Data entries:
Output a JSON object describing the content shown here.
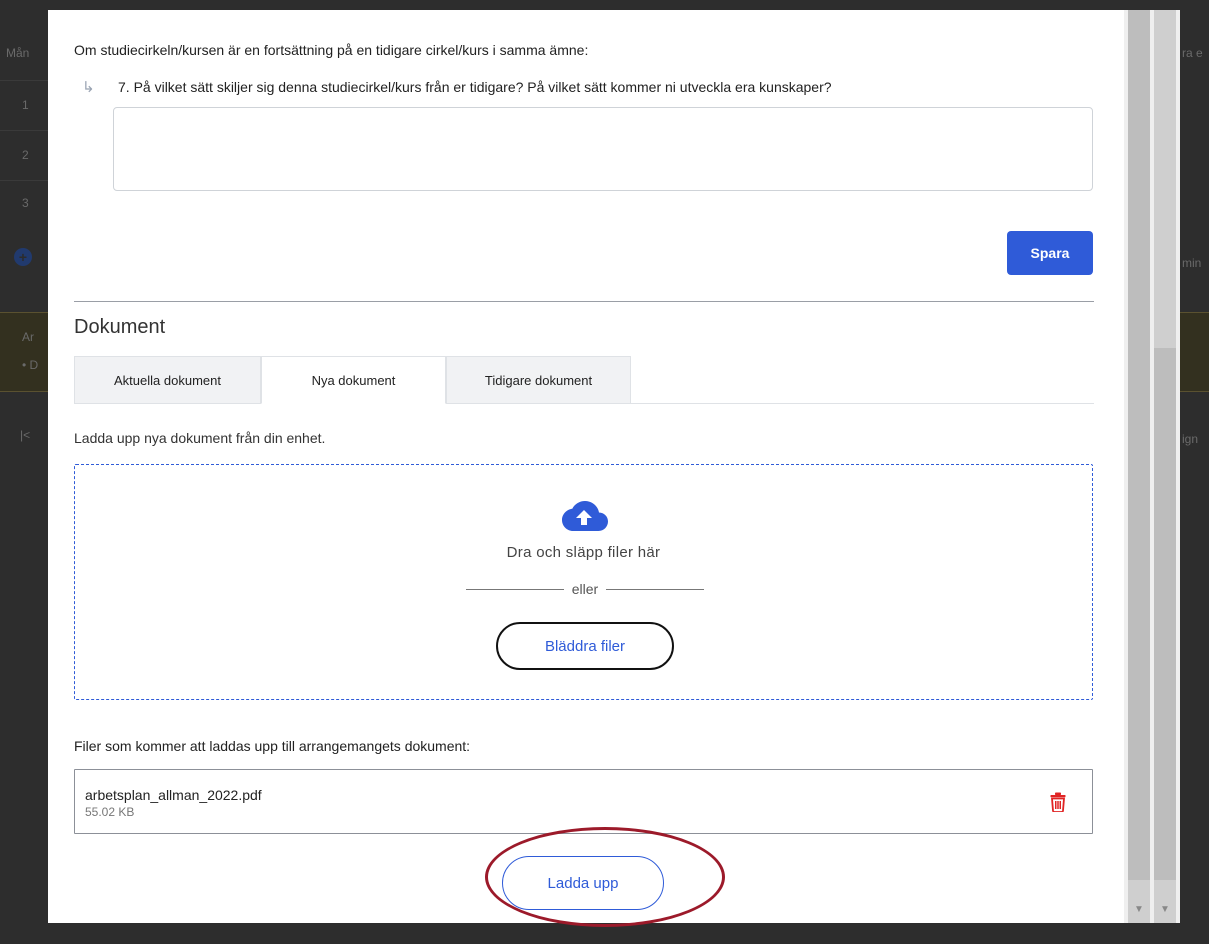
{
  "background": {
    "left_cells": [
      "Mån",
      "1",
      "2",
      "3",
      "Ar",
      "• D",
      "|<"
    ],
    "right_cells": [
      "ra e",
      "min",
      "ign"
    ]
  },
  "form": {
    "intro": "Om studiecirkeln/kursen är en fortsättning på en tidigare cirkel/kurs i samma ämne:",
    "question": "7. På vilket sätt skiljer sig denna studiecirkel/kurs från er tidigare? På vilket sätt kommer ni utveckla era kunskaper?",
    "answer_value": "",
    "save_label": "Spara"
  },
  "documents": {
    "title": "Dokument",
    "tabs": [
      {
        "label": "Aktuella dokument",
        "active": false
      },
      {
        "label": "Nya dokument",
        "active": true
      },
      {
        "label": "Tidigare dokument",
        "active": false
      }
    ],
    "upload_hint": "Ladda upp nya dokument från din enhet.",
    "dropzone": {
      "text": "Dra och släpp filer här",
      "or_text": "eller",
      "browse_label": "Bläddra filer",
      "icon": "cloud-upload-icon"
    },
    "files_caption": "Filer som kommer att laddas upp till arrangemangets dokument:",
    "files": [
      {
        "name": "arbetsplan_allman_2022.pdf",
        "size": "55.02 KB"
      }
    ],
    "upload_label": "Ladda upp"
  },
  "colors": {
    "accent": "#2f5bd8",
    "delete": "#e02424",
    "highlight_ring": "#9c1a2a"
  }
}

• To be done: Every record must be copied exactly, with the pictures left out.

• Expected answer:
Output a JSON object describing the content shown here.
{
  "background": {
    "left_cells": [
      "Mån",
      "1",
      "2",
      "3",
      "Ar",
      "• D",
      "|<"
    ],
    "right_cells": [
      "ra e",
      "min",
      "ign"
    ]
  },
  "form": {
    "intro": "Om studiecirkeln/kursen är en fortsättning på en tidigare cirkel/kurs i samma ämne:",
    "question": "7. På vilket sätt skiljer sig denna studiecirkel/kurs från er tidigare? På vilket sätt kommer ni utveckla era kunskaper?",
    "answer_value": "",
    "save_label": "Spara"
  },
  "documents": {
    "title": "Dokument",
    "tabs": [
      {
        "label": "Aktuella dokument",
        "active": false
      },
      {
        "label": "Nya dokument",
        "active": true
      },
      {
        "label": "Tidigare dokument",
        "active": false
      }
    ],
    "upload_hint": "Ladda upp nya dokument från din enhet.",
    "dropzone": {
      "text": "Dra och släpp filer här",
      "or_text": "eller",
      "browse_label": "Bläddra filer",
      "icon": "cloud-upload-icon"
    },
    "files_caption": "Filer som kommer att laddas upp till arrangemangets dokument:",
    "files": [
      {
        "name": "arbetsplan_allman_2022.pdf",
        "size": "55.02 KB"
      }
    ],
    "upload_label": "Ladda upp"
  },
  "colors": {
    "accent": "#2f5bd8",
    "delete": "#e02424",
    "highlight_ring": "#9c1a2a"
  }
}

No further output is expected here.